■ **AIM OF THE TASK**
Isolate every line in the data with the string "JSON" and copy it.

■ **MATERIAL SHOWN**
begin

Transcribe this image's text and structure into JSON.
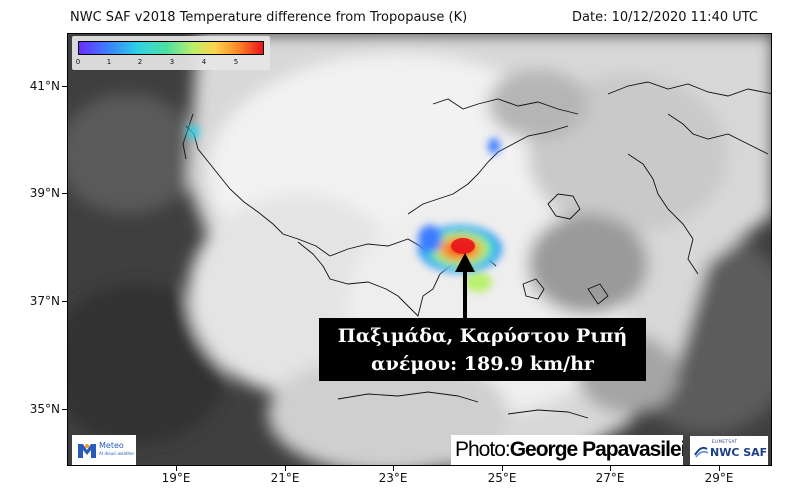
{
  "header": {
    "title": "NWC SAF v2018 Temperature difference from Tropopause (K)",
    "date": "Date: 10/12/2020 11:40 UTC"
  },
  "axes": {
    "lat_ticks": [
      {
        "value": 41,
        "label": "41°N"
      },
      {
        "value": 39,
        "label": "39°N"
      },
      {
        "value": 37,
        "label": "37°N"
      },
      {
        "value": 35,
        "label": "35°N"
      }
    ],
    "lon_ticks": [
      {
        "value": 19,
        "label": "19°E"
      },
      {
        "value": 21,
        "label": "21°E"
      },
      {
        "value": 23,
        "label": "23°E"
      },
      {
        "value": 25,
        "label": "25°E"
      },
      {
        "value": 27,
        "label": "27°E"
      },
      {
        "value": 29,
        "label": "29°E"
      }
    ]
  },
  "colorbar": {
    "labels": [
      "0",
      "1",
      "2",
      "3",
      "4",
      "5"
    ],
    "colors": [
      "#6a2cff",
      "#3a7dff",
      "#2fd1e6",
      "#4ee0a0",
      "#b9f06a",
      "#ffd34d",
      "#ff8a2a",
      "#e8141a"
    ]
  },
  "annotation": {
    "line1": "Παξιμάδα, Καρύστου Ριπή",
    "line2": "ανέμου: 189.9 km/hr"
  },
  "credit": {
    "label": "Photo:",
    "name": "George Papavasileiou"
  },
  "logos": {
    "meteo_word": "Meteo",
    "meteo_tag": "At dieuci weather",
    "nwc_org": "EUMETSAT",
    "nwc_name": "NWC SAF"
  }
}
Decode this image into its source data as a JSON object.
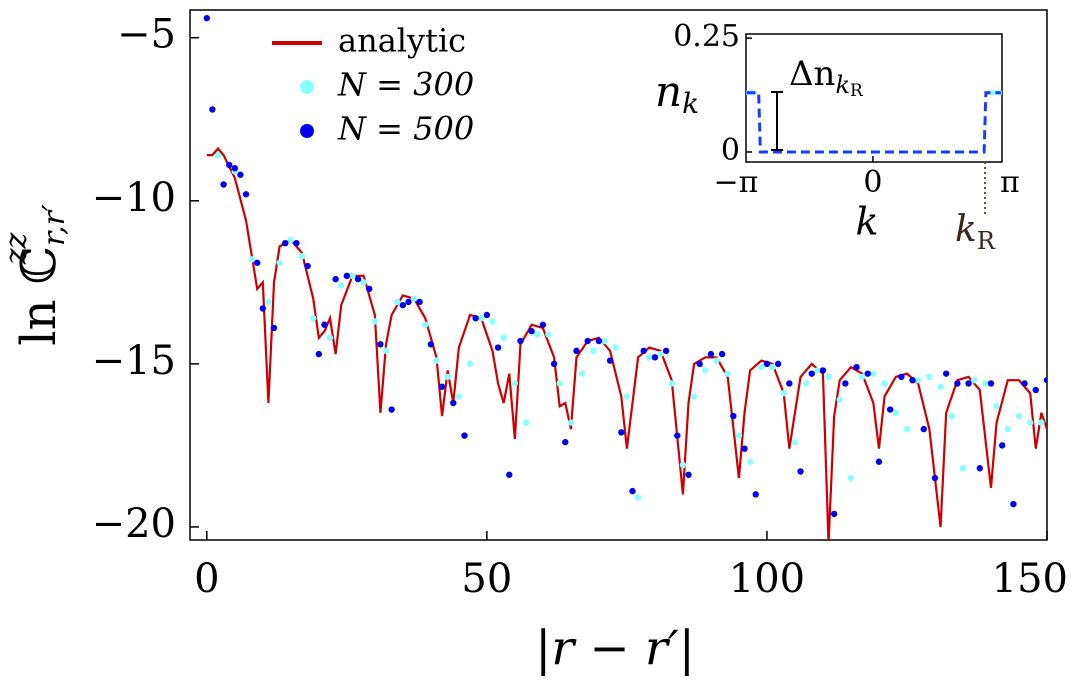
{
  "chart_data": [
    {
      "type": "scatter",
      "x_label": "|r − r′|",
      "y_label": {
        "text": "ln ℂ",
        "sup": "zz",
        "sub": "r,r′"
      },
      "xlim": [
        -3,
        150
      ],
      "ylim": [
        -20.4,
        -4.15
      ],
      "xticks": [
        0,
        50,
        100,
        150
      ],
      "yticks": [
        {
          "value": -5,
          "label": "−5"
        },
        {
          "value": -10,
          "label": "−10"
        },
        {
          "value": -15,
          "label": "−15"
        },
        {
          "value": -20,
          "label": "−20"
        }
      ],
      "legend": "upper left",
      "series": [
        {
          "name": "analytic",
          "kind": "line",
          "color": "#cc0000",
          "x": [
            0,
            1,
            2,
            3,
            5,
            7,
            9,
            10,
            11,
            12,
            13,
            15,
            17,
            19,
            20,
            21,
            22,
            23,
            24,
            26,
            28,
            30,
            31,
            32,
            33,
            35,
            37,
            39,
            41,
            42,
            43,
            44,
            45,
            47,
            49,
            51,
            52,
            53,
            54,
            55,
            56,
            58,
            60,
            62,
            63,
            64,
            65,
            66,
            68,
            70,
            72,
            74,
            75,
            76,
            77,
            79,
            81,
            83,
            85,
            86,
            87,
            89,
            91,
            93,
            95,
            96,
            97,
            99,
            101,
            103,
            104,
            106,
            108,
            110,
            111,
            112,
            113,
            115,
            117,
            119,
            120,
            121,
            123,
            125,
            127,
            129,
            131,
            132,
            134,
            136,
            138,
            140,
            141,
            143,
            145,
            147,
            148,
            149,
            150
          ],
          "values": [
            -8.6,
            -8.6,
            -8.4,
            -8.6,
            -9.3,
            -10.6,
            -12.7,
            -12.5,
            -16.2,
            -12.5,
            -11.4,
            -11.2,
            -11.6,
            -13.0,
            -14.2,
            -14.0,
            -13.6,
            -14.7,
            -13.2,
            -12.3,
            -12.3,
            -13.5,
            -16.5,
            -14.4,
            -13.5,
            -12.9,
            -13.0,
            -13.6,
            -14.8,
            -16.6,
            -15.2,
            -16.2,
            -14.5,
            -13.5,
            -13.6,
            -14.6,
            -15.6,
            -16.2,
            -15.3,
            -17.3,
            -14.4,
            -13.8,
            -13.9,
            -14.8,
            -16.3,
            -16.2,
            -17.0,
            -14.8,
            -14.3,
            -14.2,
            -14.6,
            -16.0,
            -17.6,
            -16.2,
            -14.8,
            -14.5,
            -14.6,
            -15.5,
            -19.0,
            -16.2,
            -15.0,
            -14.8,
            -14.8,
            -15.4,
            -18.5,
            -16.5,
            -15.2,
            -14.9,
            -15.0,
            -15.9,
            -17.6,
            -15.4,
            -15.0,
            -15.3,
            -20.5,
            -16.6,
            -15.5,
            -15.1,
            -15.3,
            -16.2,
            -17.6,
            -16.0,
            -15.4,
            -15.3,
            -15.6,
            -17.0,
            -20.0,
            -16.5,
            -15.5,
            -15.4,
            -15.8,
            -18.8,
            -16.8,
            -15.5,
            -15.5,
            -15.9,
            -17.6,
            -16.5,
            -17.0
          ]
        },
        {
          "name": "N = 300",
          "kind": "scatter",
          "color": "#88ffff",
          "x": [
            2,
            5,
            8,
            11,
            13,
            15,
            17,
            19,
            22,
            24,
            26,
            28,
            30,
            32,
            34,
            37,
            39,
            41,
            43,
            45,
            47,
            49,
            51,
            53,
            55,
            57,
            59,
            61,
            63,
            65,
            67,
            69,
            71,
            73,
            75,
            77,
            79,
            81,
            83,
            85,
            87,
            89,
            91,
            93,
            95,
            97,
            99,
            101,
            103,
            105,
            107,
            109,
            111,
            113,
            115,
            117,
            119,
            121,
            123,
            125,
            127,
            129,
            131,
            133,
            135,
            137,
            139,
            141,
            143,
            145,
            147,
            149
          ],
          "values": [
            -8.6,
            -9.1,
            -11.8,
            -13.1,
            -11.9,
            -11.2,
            -11.7,
            -13.6,
            -14.2,
            -12.6,
            -12.3,
            -12.5,
            -13.7,
            -14.6,
            -13.1,
            -13.0,
            -13.8,
            -14.9,
            -15.4,
            -16.0,
            -15.0,
            -13.6,
            -13.7,
            -14.2,
            -15.6,
            -16.8,
            -14.1,
            -14.1,
            -15.6,
            -16.8,
            -15.3,
            -14.6,
            -14.3,
            -14.5,
            -16.0,
            -19.1,
            -14.8,
            -14.7,
            -15.6,
            -18.1,
            -16.0,
            -15.2,
            -14.9,
            -15.3,
            -17.2,
            -18.0,
            -15.1,
            -15.1,
            -15.9,
            -17.4,
            -15.6,
            -15.2,
            -15.4,
            -16.1,
            -18.5,
            -15.4,
            -15.3,
            -15.6,
            -16.5,
            -17.0,
            -15.5,
            -15.4,
            -15.7,
            -16.6,
            -18.2,
            -15.5,
            -15.6,
            -16.3,
            -17.0,
            -16.6,
            -16.8,
            -16.8
          ]
        },
        {
          "name": "N = 500",
          "kind": "scatter",
          "color": "#0000ee",
          "x": [
            0,
            1,
            3,
            4,
            5,
            6,
            7,
            9,
            10,
            12,
            14,
            16,
            18,
            20,
            21,
            23,
            25,
            27,
            29,
            31,
            33,
            35,
            36,
            38,
            40,
            42,
            44,
            46,
            48,
            50,
            52,
            54,
            56,
            58,
            60,
            62,
            64,
            66,
            68,
            70,
            72,
            74,
            76,
            78,
            80,
            82,
            84,
            86,
            88,
            90,
            92,
            94,
            96,
            98,
            100,
            102,
            104,
            106,
            108,
            110,
            112,
            114,
            116,
            118,
            120,
            122,
            124,
            126,
            128,
            130,
            132,
            134,
            136,
            138,
            140,
            142,
            144,
            146,
            148,
            150
          ],
          "values": [
            -4.4,
            -7.2,
            -9.5,
            -8.9,
            -9.0,
            -9.2,
            -9.8,
            -11.9,
            -13.3,
            -13.9,
            -11.3,
            -11.3,
            -12.0,
            -14.7,
            -13.8,
            -12.4,
            -12.3,
            -12.4,
            -12.7,
            -14.4,
            -16.4,
            -13.2,
            -13.1,
            -13.1,
            -14.4,
            -15.7,
            -16.2,
            -17.2,
            -13.6,
            -13.5,
            -14.5,
            -18.4,
            -14.3,
            -14.0,
            -13.8,
            -15.0,
            -17.4,
            -14.6,
            -14.3,
            -14.3,
            -14.9,
            -17.1,
            -18.9,
            -14.6,
            -14.8,
            -14.6,
            -17.2,
            -18.4,
            -15.0,
            -14.7,
            -14.7,
            -16.6,
            -17.6,
            -19.0,
            -15.0,
            -15.0,
            -15.6,
            -18.3,
            -15.3,
            -15.2,
            -19.6,
            -15.6,
            -15.1,
            -15.3,
            -18.0,
            -16.4,
            -15.4,
            -15.5,
            -17.0,
            -18.5,
            -15.3,
            -15.6,
            -15.6,
            -18.2,
            -15.6,
            -17.5,
            -19.3,
            -15.6,
            -15.8,
            -15.5
          ]
        }
      ]
    },
    {
      "type": "line",
      "x_label": "k",
      "y_label": {
        "text": "n",
        "sub": "k"
      },
      "xlim": [
        -2.91,
        2.96
      ],
      "ylim": [
        -0.022,
        0.259
      ],
      "xticks": [
        {
          "value": -3.14159,
          "label": "−π"
        },
        0,
        {
          "value": 3.14159,
          "label": "π"
        }
      ],
      "yticks": [
        0,
        0.25
      ],
      "k_R": 2.57,
      "annotations": [
        {
          "text": "Δn",
          "sub": "k",
          "subsub": "R"
        },
        {
          "text": "k",
          "sub": "R"
        }
      ],
      "series": [
        {
          "kind": "scatter",
          "color": "#88ffff",
          "x": [
            -2.88,
            -2.8,
            -2.72,
            2.66,
            2.75,
            2.84,
            2.92
          ],
          "values": [
            0.13,
            0.13,
            0.13,
            0.13,
            0.13,
            0.13,
            0.13
          ]
        },
        {
          "kind": "dashed",
          "color": "#1a3cff",
          "x": [
            -2.9,
            -2.62,
            -2.58,
            2.55,
            2.59,
            2.94
          ],
          "values": [
            0.13,
            0.13,
            0.0,
            0.0,
            0.13,
            0.13
          ]
        }
      ]
    }
  ]
}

end

■ **THE ANSWER**
Transcribe this image's text and structure into JSON.
Decode this image into its source data as a JSON object.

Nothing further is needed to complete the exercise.